*Listing:*
===============
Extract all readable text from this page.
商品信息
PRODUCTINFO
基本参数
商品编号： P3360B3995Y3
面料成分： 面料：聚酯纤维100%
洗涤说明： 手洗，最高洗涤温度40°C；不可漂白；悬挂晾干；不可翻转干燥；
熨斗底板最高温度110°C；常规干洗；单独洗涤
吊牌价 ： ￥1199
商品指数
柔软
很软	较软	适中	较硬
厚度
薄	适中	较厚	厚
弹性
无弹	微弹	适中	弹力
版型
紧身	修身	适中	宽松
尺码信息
===============
*Task:*
Return all the data above once more, precisely as given.

*Written answer:*
Extract all readable text from this page.
商品信息
PRODUCTINFO
基本参数
商品编号： P3360B3995Y3
面料成分： 面料：聚酯纤维100%
洗涤说明： 手洗，最高洗涤温度40°C；不可漂白；悬挂晾干；不可翻转干燥；
熨斗底板最高温度110°C；常规干洗；单独洗涤
吊牌价 ： ￥1199
商品指数
柔软
很软	较软	适中	较硬
厚度
薄	适中	较厚	厚
弹性
无弹	微弹	适中	弹力
版型
紧身	修身	适中	宽松
尺码信息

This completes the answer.